* _What you have to do_
Wherever a line below holds the word "Probabilidad", copy that line.

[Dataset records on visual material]
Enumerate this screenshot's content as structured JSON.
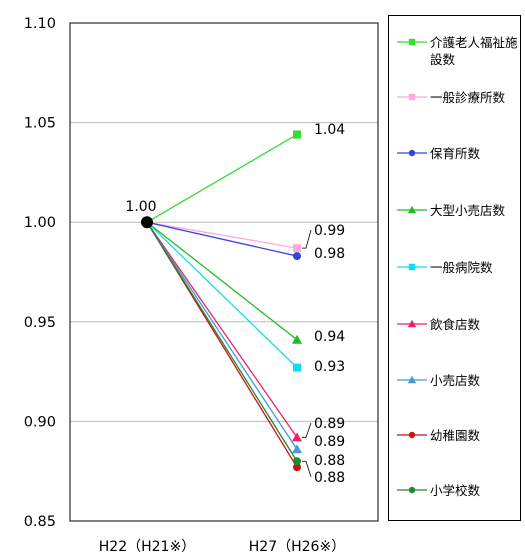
{
  "chart_data": {
    "type": "line",
    "x": [
      "H22（H21※）",
      "H27（H26※）"
    ],
    "ylim": [
      0.85,
      1.1
    ],
    "yticks": [
      "0.85",
      "0.90",
      "0.95",
      "1.00",
      "1.05",
      "1.10"
    ],
    "grid": true,
    "legend_position": "right",
    "start_label": "1.00",
    "series": [
      {
        "name": "介護老人福祉施設数",
        "values": [
          1.0,
          1.044
        ],
        "label": "1.04",
        "color": "#33dd33",
        "marker": "square"
      },
      {
        "name": "一般診療所数",
        "values": [
          1.0,
          0.987
        ],
        "label": "0.99",
        "color": "#ffaadd",
        "marker": "square"
      },
      {
        "name": "保育所数",
        "values": [
          1.0,
          0.983
        ],
        "label": "0.98",
        "color": "#3344dd",
        "marker": "circle"
      },
      {
        "name": "大型小売店数",
        "values": [
          1.0,
          0.941
        ],
        "label": "0.94",
        "color": "#22bb22",
        "marker": "triangle"
      },
      {
        "name": "一般病院数",
        "values": [
          1.0,
          0.927
        ],
        "label": "0.93",
        "color": "#11ddee",
        "marker": "square"
      },
      {
        "name": "飲食店数",
        "values": [
          1.0,
          0.892
        ],
        "label": "0.89",
        "color": "#ee2266",
        "marker": "triangle"
      },
      {
        "name": "小売店数",
        "values": [
          1.0,
          0.886
        ],
        "label": "0.89",
        "color": "#4499dd",
        "marker": "triangle"
      },
      {
        "name": "幼稚園数",
        "values": [
          1.0,
          0.877
        ],
        "label": "0.88",
        "color": "#cc1111",
        "marker": "circle"
      },
      {
        "name": "小学校数",
        "values": [
          1.0,
          0.88
        ],
        "label": "0.88",
        "color": "#228833",
        "marker": "circle"
      }
    ]
  }
}
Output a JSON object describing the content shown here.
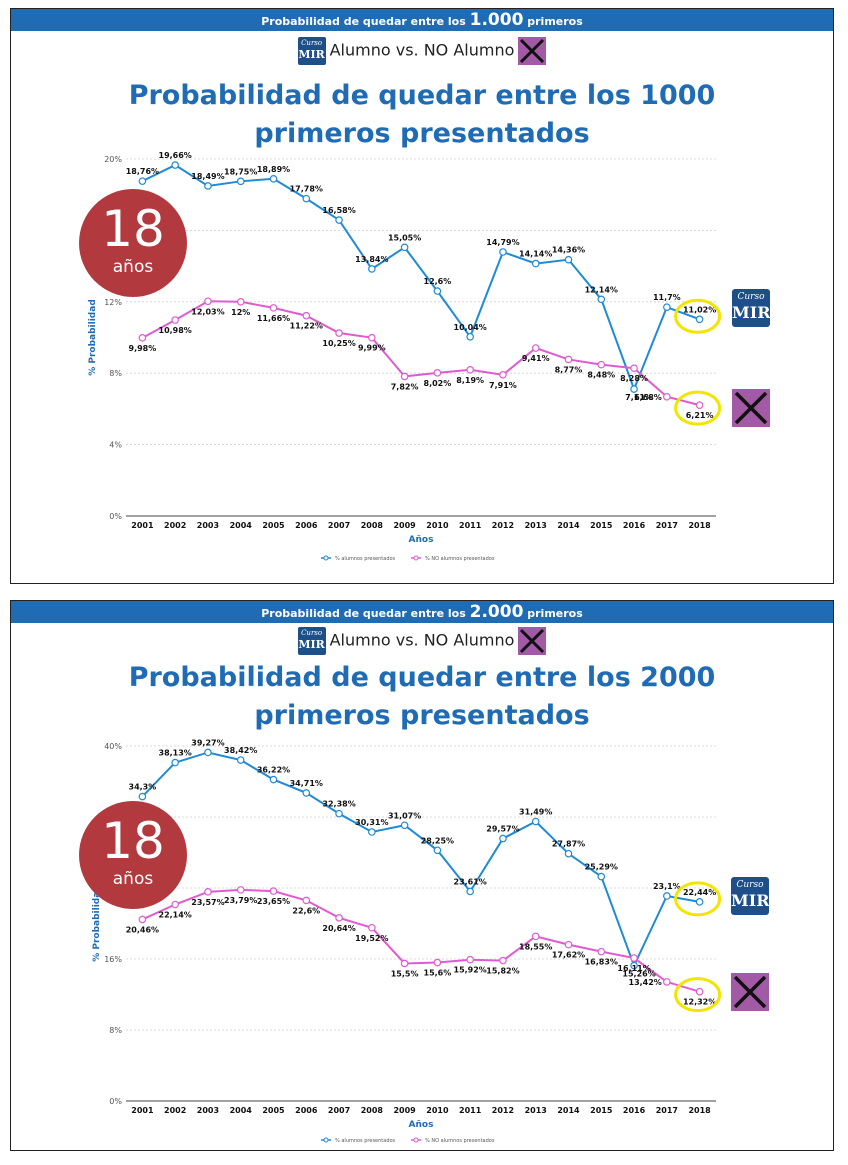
{
  "colors": {
    "banner": "#1f6cb5",
    "title": "#1f6cb5",
    "series_alumnos": "#1f8ad6",
    "series_no_alumnos": "#e05bd1",
    "badge": "#b23a3f",
    "highlight": "#f2e500",
    "logo": "#1f4f88",
    "no_logo": "#a25aa6"
  },
  "icons": {
    "logo": "curso-mir-logo-icon",
    "no_logo": "crossed-out-logo-icon"
  },
  "panels": [
    {
      "banner": {
        "prefix": "Probabilidad de quedar entre los",
        "number": "1.000",
        "suffix": "primeros"
      },
      "subtitle": {
        "left": "Alumno vs. NO Alumno"
      },
      "logo_text": {
        "l1": "Curso",
        "l2": "MIR"
      },
      "title_line1": "Probabilidad de quedar entre los 1000",
      "title_line2": "primeros presentados",
      "badge": {
        "number": "18",
        "unit": "años"
      }
    },
    {
      "banner": {
        "prefix": "Probabilidad de quedar entre los",
        "number": "2.000",
        "suffix": "primeros"
      },
      "subtitle": {
        "left": "Alumno vs. NO Alumno"
      },
      "logo_text": {
        "l1": "Curso",
        "l2": "MIR"
      },
      "title_line1": "Probabilidad de quedar entre los 2000",
      "title_line2": "primeros presentados",
      "badge": {
        "number": "18",
        "unit": "años"
      }
    }
  ],
  "chart_data": [
    {
      "type": "line",
      "title": "Probabilidad de quedar entre los 1000 primeros presentados",
      "xlabel": "Años",
      "ylabel": "% Probabilidad",
      "x": [
        "2001",
        "2002",
        "2003",
        "2004",
        "2005",
        "2006",
        "2007",
        "2008",
        "2009",
        "2010",
        "2011",
        "2012",
        "2013",
        "2014",
        "2015",
        "2016",
        "2017",
        "2018"
      ],
      "yticks": [
        0,
        4,
        8,
        12,
        16,
        20
      ],
      "ytick_labels": [
        "0%",
        "4%",
        "8%",
        "12%",
        "",
        "20%"
      ],
      "ylim": [
        0,
        20
      ],
      "grid": true,
      "legend_position": "bottom",
      "series": [
        {
          "name": "% alumnos presentados",
          "values": [
            18.76,
            19.66,
            18.49,
            18.75,
            18.89,
            17.78,
            16.58,
            13.84,
            15.05,
            12.6,
            10.04,
            14.79,
            14.14,
            14.36,
            12.14,
            7.11,
            11.7,
            11.02
          ],
          "labels": [
            "18,76%",
            "19,66%",
            "18,49%",
            "18,75%",
            "18,89%",
            "17,78%",
            "16,58%",
            "13,84%",
            "15,05%",
            "12,6%",
            "10,04%",
            "14,79%",
            "14,14%",
            "14,36%",
            "12,14%",
            "7,11%",
            "11,7%",
            "11,02%"
          ],
          "label_pos": [
            "above",
            "above",
            "above",
            "above",
            "above",
            "above",
            "above",
            "above",
            "above",
            "above",
            "above",
            "above",
            "above",
            "above",
            "above",
            "right",
            "above",
            "above"
          ]
        },
        {
          "name": "% NO alumnos presentados",
          "values": [
            9.98,
            10.98,
            12.03,
            12.0,
            11.66,
            11.22,
            10.25,
            9.99,
            7.82,
            8.02,
            8.19,
            7.91,
            9.41,
            8.77,
            8.48,
            8.28,
            6.68,
            6.21
          ],
          "labels": [
            "9,98%",
            "10,98%",
            "12,03%",
            "12%",
            "11,66%",
            "11,22%",
            "10,25%",
            "9,99%",
            "7,82%",
            "8,02%",
            "8,19%",
            "7,91%",
            "9,41%",
            "8,77%",
            "8,48%",
            "8,28%",
            "6,68%",
            "6,21%"
          ],
          "label_pos": [
            "below",
            "below",
            "below",
            "below",
            "below",
            "below",
            "below",
            "below",
            "below",
            "below",
            "below",
            "below",
            "below",
            "below",
            "below",
            "below",
            "left",
            "below"
          ]
        }
      ]
    },
    {
      "type": "line",
      "title": "Probabilidad de quedar entre los 2000 primeros presentados",
      "xlabel": "Años",
      "ylabel": "% Probabilidad",
      "x": [
        "2001",
        "2002",
        "2003",
        "2004",
        "2005",
        "2006",
        "2007",
        "2008",
        "2009",
        "2010",
        "2011",
        "2012",
        "2013",
        "2014",
        "2015",
        "2016",
        "2017",
        "2018"
      ],
      "yticks": [
        0,
        8,
        16,
        24,
        32,
        40
      ],
      "ytick_labels": [
        "0%",
        "8%",
        "16%",
        "",
        "",
        "40%"
      ],
      "ylim": [
        0,
        40
      ],
      "grid": true,
      "legend_position": "bottom",
      "series": [
        {
          "name": "% alumnos presentados",
          "values": [
            34.3,
            38.13,
            39.27,
            38.42,
            36.22,
            34.71,
            32.38,
            30.31,
            31.07,
            28.25,
            23.61,
            29.57,
            31.49,
            27.87,
            25.29,
            15.26,
            23.1,
            22.44
          ],
          "labels": [
            "34,3%",
            "38,13%",
            "39,27%",
            "38,42%",
            "36,22%",
            "34,71%",
            "32,38%",
            "30,31%",
            "31,07%",
            "28,25%",
            "23,61%",
            "29,57%",
            "31,49%",
            "27,87%",
            "25,29%",
            "15,26%",
            "23,1%",
            "22,44%"
          ],
          "label_pos": [
            "above",
            "above",
            "above",
            "above",
            "above",
            "above",
            "above",
            "above",
            "above",
            "above",
            "above",
            "above",
            "above",
            "above",
            "above",
            "right",
            "above",
            "above"
          ]
        },
        {
          "name": "% NO alumnos presentados",
          "values": [
            20.46,
            22.14,
            23.57,
            23.79,
            23.65,
            22.6,
            20.64,
            19.52,
            15.5,
            15.6,
            15.92,
            15.82,
            18.55,
            17.62,
            16.83,
            16.11,
            13.42,
            12.32
          ],
          "labels": [
            "20,46%",
            "22,14%",
            "23,57%",
            "23,79%",
            "23,65%",
            "22,6%",
            "20,64%",
            "19,52%",
            "15,5%",
            "15,6%",
            "15,92%",
            "15,82%",
            "18,55%",
            "17,62%",
            "16,83%",
            "16,11%",
            "13,42%",
            "12,32%"
          ],
          "label_pos": [
            "below",
            "below",
            "below",
            "below",
            "below",
            "below",
            "below",
            "below",
            "below",
            "below",
            "below",
            "below",
            "below",
            "below",
            "below",
            "below",
            "left",
            "below"
          ]
        }
      ]
    }
  ]
}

* _Written response_
        "prefix": "Probabilidad de quedar entre los",
      "title_line1": "Probabilidad de quedar entre los 1000",
        "prefix": "Probabilidad de quedar entre los",
      "title_line1": "Probabilidad de quedar entre los 2000",
      "title": "Probabilidad de quedar entre los 1000 primeros presentados",
      "ylabel": "% Probabilidad",
      "title": "Probabilidad de quedar entre los 2000 primeros presentados",
      "ylabel": "% Probabilidad",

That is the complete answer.